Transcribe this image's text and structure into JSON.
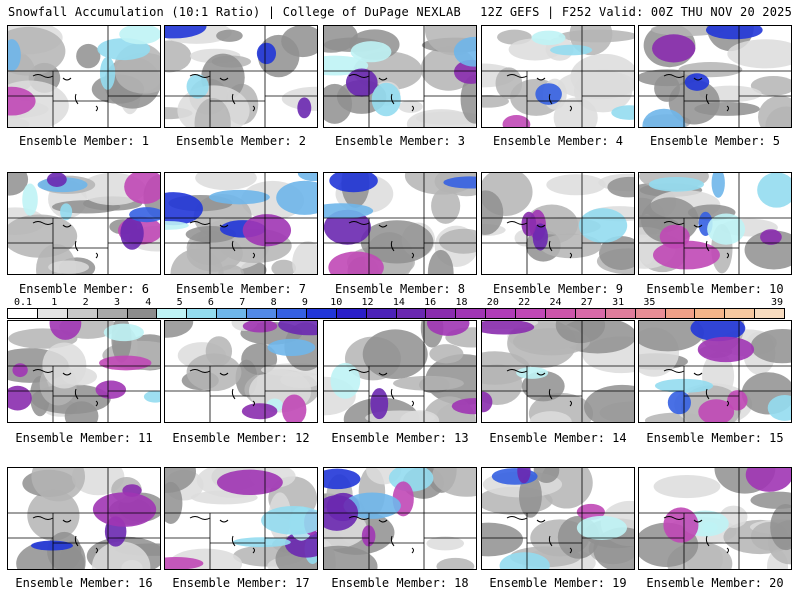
{
  "header": {
    "title_left": "Snowfall Accumulation (10:1 Ratio) | College of DuPage NEXLAB",
    "title_right": "12Z GEFS | F252 Valid: 00Z THU NOV 20 2025"
  },
  "colorbar": {
    "labels": [
      "0.1",
      "1",
      "2",
      "3",
      "4",
      "5",
      "6",
      "7",
      "8",
      "9",
      "10",
      "12",
      "14",
      "16",
      "18",
      "20",
      "22",
      "24",
      "27",
      "31",
      "35",
      "39"
    ],
    "colors": [
      "#ffffff",
      "#e4e4e4",
      "#c8c8c8",
      "#a8a8a8",
      "#8c8c8c",
      "#bff3f5",
      "#94dcef",
      "#6fb6ea",
      "#5289e6",
      "#3560e2",
      "#2136d8",
      "#2a1ec8",
      "#4c22b8",
      "#6a28b0",
      "#8a2cae",
      "#a035b4",
      "#b03cb8",
      "#c048b6",
      "#cc55aa",
      "#d86aa8",
      "#e07d9c",
      "#e88e96",
      "#f0a088",
      "#f4b58a",
      "#f6c8a0",
      "#f8dcc0"
    ]
  },
  "members": [
    {
      "label": "Ensemble Member: 1"
    },
    {
      "label": "Ensemble Member: 2"
    },
    {
      "label": "Ensemble Member: 3"
    },
    {
      "label": "Ensemble Member: 4"
    },
    {
      "label": "Ensemble Member: 5"
    },
    {
      "label": "Ensemble Member: 6"
    },
    {
      "label": "Ensemble Member: 7"
    },
    {
      "label": "Ensemble Member: 8"
    },
    {
      "label": "Ensemble Member: 9"
    },
    {
      "label": "Ensemble Member: 10"
    },
    {
      "label": "Ensemble Member: 11"
    },
    {
      "label": "Ensemble Member: 12"
    },
    {
      "label": "Ensemble Member: 13"
    },
    {
      "label": "Ensemble Member: 14"
    },
    {
      "label": "Ensemble Member: 15"
    },
    {
      "label": "Ensemble Member: 16"
    },
    {
      "label": "Ensemble Member: 17"
    },
    {
      "label": "Ensemble Member: 18"
    },
    {
      "label": "Ensemble Member: 19"
    },
    {
      "label": "Ensemble Member: 20"
    }
  ]
}
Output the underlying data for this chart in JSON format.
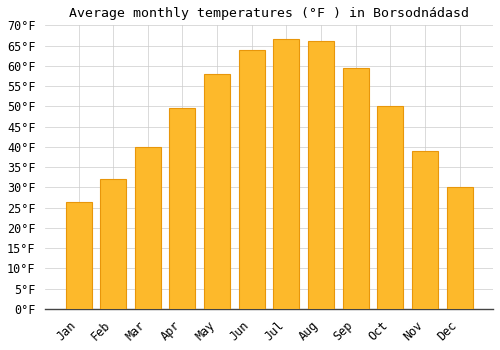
{
  "title": "Average monthly temperatures (°F ) in Borsodnádasd",
  "months": [
    "Jan",
    "Feb",
    "Mar",
    "Apr",
    "May",
    "Jun",
    "Jul",
    "Aug",
    "Sep",
    "Oct",
    "Nov",
    "Dec"
  ],
  "values": [
    26.5,
    32,
    40,
    49.5,
    58,
    64,
    66.5,
    66,
    59.5,
    50,
    39,
    30
  ],
  "bar_color": "#FDB92B",
  "bar_edge_color": "#E8960A",
  "background_color": "#FFFFFF",
  "grid_color": "#CCCCCC",
  "ylim": [
    0,
    70
  ],
  "yticks": [
    0,
    5,
    10,
    15,
    20,
    25,
    30,
    35,
    40,
    45,
    50,
    55,
    60,
    65,
    70
  ],
  "title_fontsize": 9.5,
  "tick_fontsize": 8.5
}
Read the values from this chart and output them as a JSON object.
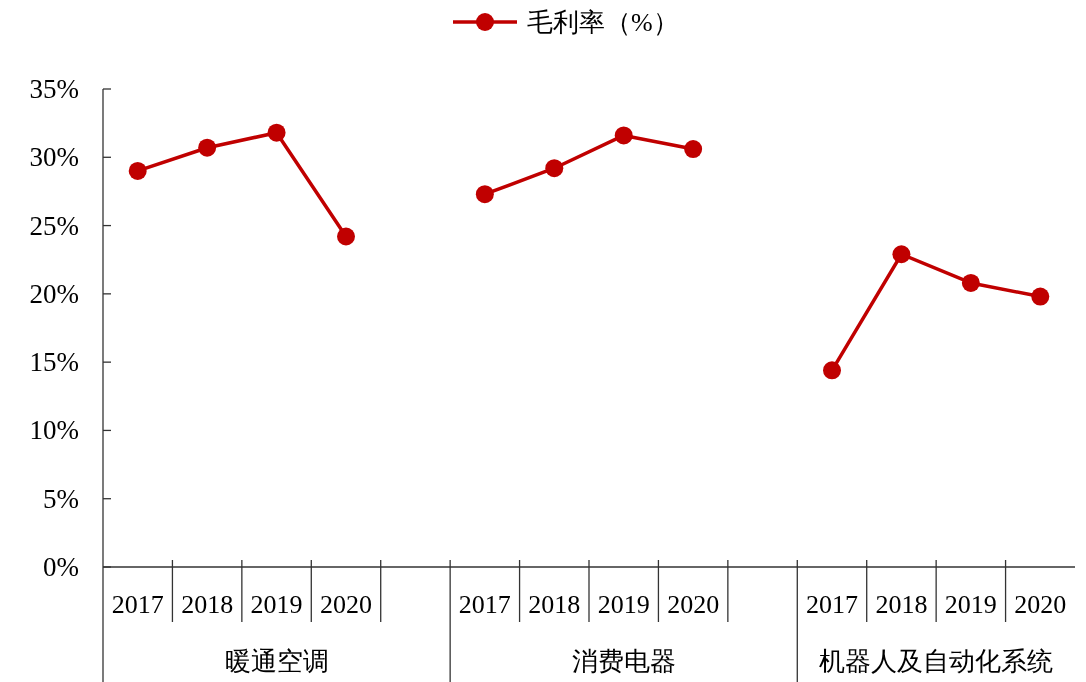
{
  "chart_data": {
    "type": "line",
    "categories": [
      "2017",
      "2018",
      "2019",
      "2020",
      null,
      "2017",
      "2018",
      "2019",
      "2020",
      null,
      "2017",
      "2018",
      "2019",
      "2020"
    ],
    "series": [
      {
        "name": "毛利率（%）",
        "color": "#c00000",
        "values": [
          29.0,
          30.7,
          31.8,
          24.2,
          null,
          27.3,
          29.2,
          31.6,
          30.6,
          null,
          14.4,
          22.9,
          20.8,
          19.8
        ]
      }
    ],
    "ylim": [
      0,
      35
    ],
    "yticks": [
      {
        "value": 0,
        "label": "0%"
      },
      {
        "value": 5,
        "label": "5%"
      },
      {
        "value": 10,
        "label": "10%"
      },
      {
        "value": 15,
        "label": "15%"
      },
      {
        "value": 20,
        "label": "20%"
      },
      {
        "value": 25,
        "label": "25%"
      },
      {
        "value": 30,
        "label": "30%"
      },
      {
        "value": 35,
        "label": "35%"
      }
    ],
    "annotations": [
      "暖通空调",
      "消费电器",
      "机器人及自动化系统"
    ],
    "legend": "top",
    "marker": "circle",
    "line_style": "solid"
  }
}
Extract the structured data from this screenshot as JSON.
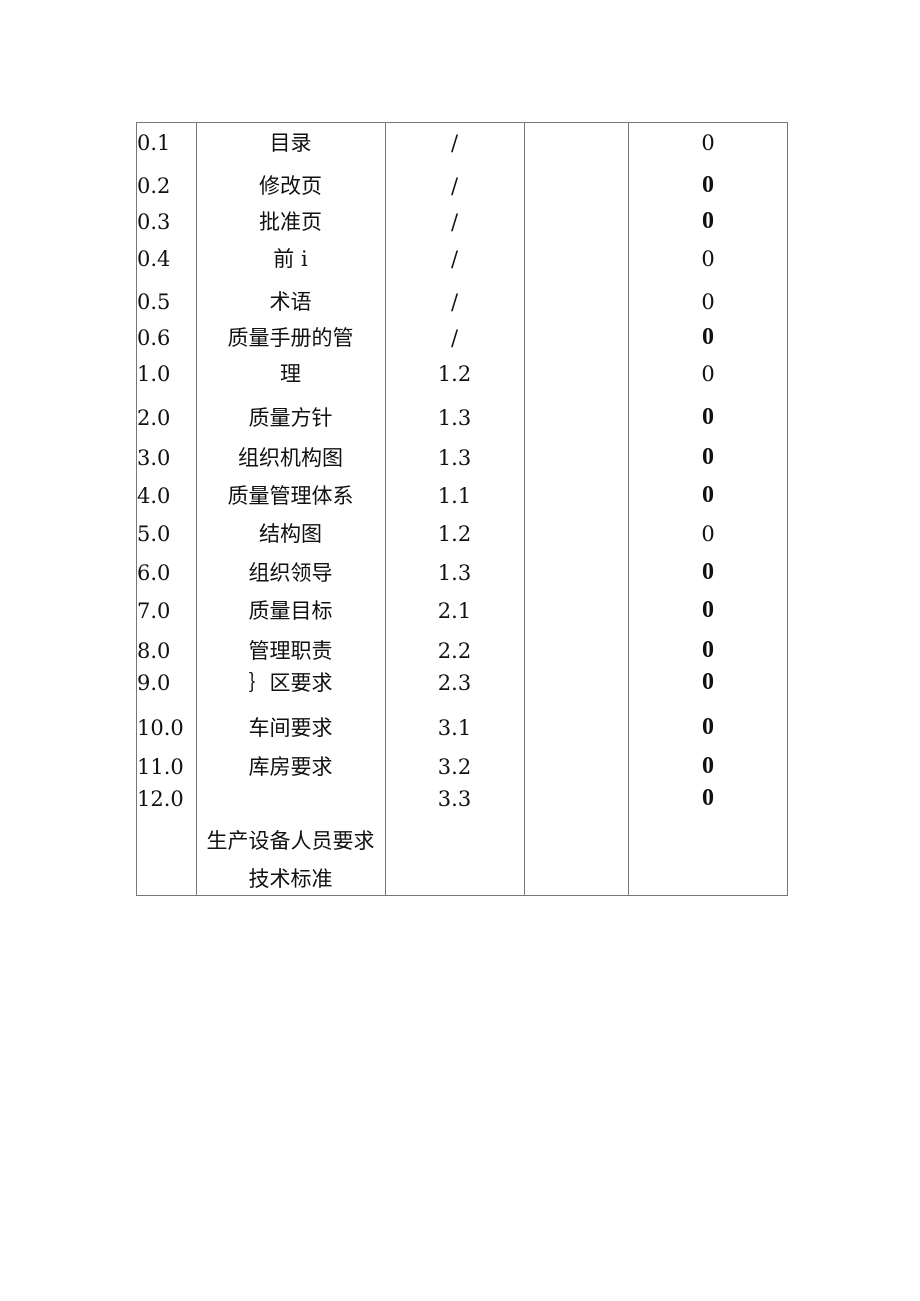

• Work to complete
Print the full listing exactly, dropping the pictures.

• Answer to the exercise
Transcribe this image's text and structure into JSON.
{
  "header": {
    "title_left": "Snowfall Accumulation (10:1 Ratio) | College of DuPage NEXLAB",
    "title_right": "12Z GEFS | F252 Valid: 00Z THU NOV 20 2025"
  },
  "colorbar": {
    "labels": [
      "0.1",
      "1",
      "2",
      "3",
      "4",
      "5",
      "6",
      "7",
      "8",
      "9",
      "10",
      "12",
      "14",
      "16",
      "18",
      "20",
      "22",
      "24",
      "27",
      "31",
      "35",
      "39"
    ],
    "colors": [
      "#ffffff",
      "#e4e4e4",
      "#c8c8c8",
      "#a8a8a8",
      "#8c8c8c",
      "#bff3f5",
      "#94dcef",
      "#6fb6ea",
      "#5289e6",
      "#3560e2",
      "#2136d8",
      "#2a1ec8",
      "#4c22b8",
      "#6a28b0",
      "#8a2cae",
      "#a035b4",
      "#b03cb8",
      "#c048b6",
      "#cc55aa",
      "#d86aa8",
      "#e07d9c",
      "#e88e96",
      "#f0a088",
      "#f4b58a",
      "#f6c8a0",
      "#f8dcc0"
    ]
  },
  "members": [
    {
      "label": "Ensemble Member: 1"
    },
    {
      "label": "Ensemble Member: 2"
    },
    {
      "label": "Ensemble Member: 3"
    },
    {
      "label": "Ensemble Member: 4"
    },
    {
      "label": "Ensemble Member: 5"
    },
    {
      "label": "Ensemble Member: 6"
    },
    {
      "label": "Ensemble Member: 7"
    },
    {
      "label": "Ensemble Member: 8"
    },
    {
      "label": "Ensemble Member: 9"
    },
    {
      "label": "Ensemble Member: 10"
    },
    {
      "label": "Ensemble Member: 11"
    },
    {
      "label": "Ensemble Member: 12"
    },
    {
      "label": "Ensemble Member: 13"
    },
    {
      "label": "Ensemble Member: 14"
    },
    {
      "label": "Ensemble Member: 15"
    },
    {
      "label": "Ensemble Member: 16"
    },
    {
      "label": "Ensemble Member: 17"
    },
    {
      "label": "Ensemble Member: 18"
    },
    {
      "label": "Ensemble Member: 19"
    },
    {
      "label": "Ensemble Member: 20"
    }
  ]
}
Output the underlying data for this chart in JSON format.
{
  "title": "Average monthly temperatures (°F ) in Borsodnádasd",
  "months": [
    "Jan",
    "Feb",
    "Mar",
    "Apr",
    "May",
    "Jun",
    "Jul",
    "Aug",
    "Sep",
    "Oct",
    "Nov",
    "Dec"
  ],
  "values": [
    26.5,
    32,
    40,
    49.5,
    58,
    64,
    66.5,
    66,
    59.5,
    50,
    39,
    30
  ],
  "bar_color": "#FDB92B",
  "bar_edge_color": "#E8960A",
  "background_color": "#FFFFFF",
  "grid_color": "#CCCCCC",
  "ylim": [
    0,
    70
  ],
  "yticks": [
    0,
    5,
    10,
    15,
    20,
    25,
    30,
    35,
    40,
    45,
    50,
    55,
    60,
    65,
    70
  ],
  "title_fontsize": 9.5,
  "tick_fontsize": 8.5
}
Read the values from this chart and output them as a JSON object.
{
  "chart_data": {
    "type": "line",
    "categories": [
      "2017",
      "2018",
      "2019",
      "2020",
      null,
      "2017",
      "2018",
      "2019",
      "2020",
      null,
      "2017",
      "2018",
      "2019",
      "2020"
    ],
    "series": [
      {
        "name": "毛利率（%）",
        "color": "#c00000",
        "values": [
          29.0,
          30.7,
          31.8,
          24.2,
          null,
          27.3,
          29.2,
          31.6,
          30.6,
          null,
          14.4,
          22.9,
          20.8,
          19.8
        ]
      }
    ],
    "ylim": [
      0,
      35
    ],
    "yticks": [
      {
        "value": 0,
        "label": "0%"
      },
      {
        "value": 5,
        "label": "5%"
      },
      {
        "value": 10,
        "label": "10%"
      },
      {
        "value": 15,
        "label": "15%"
      },
      {
        "value": 20,
        "label": "20%"
      },
      {
        "value": 25,
        "label": "25%"
      },
      {
        "value": 30,
        "label": "30%"
      },
      {
        "value": 35,
        "label": "35%"
      }
    ],
    "annotations": [
      "暖通空调",
      "消费电器",
      "机器人及自动化系统"
    ],
    "legend": "top",
    "marker": "circle",
    "line_style": "solid"
  }
}
Extract the structured data from this screenshot as JSON.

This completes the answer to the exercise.